In the material below, identify each line bearing the word "funtu". Reproduce those lines.

** start of Exercise materials **

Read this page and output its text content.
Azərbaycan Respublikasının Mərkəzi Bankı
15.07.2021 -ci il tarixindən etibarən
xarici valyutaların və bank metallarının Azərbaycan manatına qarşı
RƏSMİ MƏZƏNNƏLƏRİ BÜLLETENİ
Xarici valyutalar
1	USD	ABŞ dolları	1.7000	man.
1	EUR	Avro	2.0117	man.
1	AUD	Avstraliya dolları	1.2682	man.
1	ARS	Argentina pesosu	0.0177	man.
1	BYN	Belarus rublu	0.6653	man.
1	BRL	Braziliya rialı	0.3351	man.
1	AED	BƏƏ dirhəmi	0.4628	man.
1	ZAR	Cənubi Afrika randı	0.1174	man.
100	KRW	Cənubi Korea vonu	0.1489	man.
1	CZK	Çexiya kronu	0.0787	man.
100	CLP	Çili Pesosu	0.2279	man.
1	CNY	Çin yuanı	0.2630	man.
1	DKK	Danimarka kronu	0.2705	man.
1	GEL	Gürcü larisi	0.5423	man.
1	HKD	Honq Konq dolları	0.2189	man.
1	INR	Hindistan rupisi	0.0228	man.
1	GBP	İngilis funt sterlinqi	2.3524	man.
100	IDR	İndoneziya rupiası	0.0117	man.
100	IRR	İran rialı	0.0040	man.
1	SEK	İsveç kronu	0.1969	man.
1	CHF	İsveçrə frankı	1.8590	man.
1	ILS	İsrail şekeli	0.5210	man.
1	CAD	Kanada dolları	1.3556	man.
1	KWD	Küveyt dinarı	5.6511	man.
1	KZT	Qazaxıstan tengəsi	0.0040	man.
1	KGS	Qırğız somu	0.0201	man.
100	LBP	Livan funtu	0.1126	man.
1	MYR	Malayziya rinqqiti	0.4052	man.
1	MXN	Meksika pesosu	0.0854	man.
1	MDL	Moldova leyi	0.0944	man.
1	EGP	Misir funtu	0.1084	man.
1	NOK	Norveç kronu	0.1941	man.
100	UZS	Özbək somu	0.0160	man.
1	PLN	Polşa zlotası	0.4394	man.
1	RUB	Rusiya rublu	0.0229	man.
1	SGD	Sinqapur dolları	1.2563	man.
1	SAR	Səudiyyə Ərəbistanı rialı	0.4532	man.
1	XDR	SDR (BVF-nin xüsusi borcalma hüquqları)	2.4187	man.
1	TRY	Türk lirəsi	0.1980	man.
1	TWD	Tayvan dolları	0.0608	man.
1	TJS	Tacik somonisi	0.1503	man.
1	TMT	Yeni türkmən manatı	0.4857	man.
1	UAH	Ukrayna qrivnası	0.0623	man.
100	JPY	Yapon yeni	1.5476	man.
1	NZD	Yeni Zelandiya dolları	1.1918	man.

** end of Exercise materials **

**Written response**:
100	LBP	Livan funtu	0.1126	man.
1	EGP	Misir funtu	0.1084	man.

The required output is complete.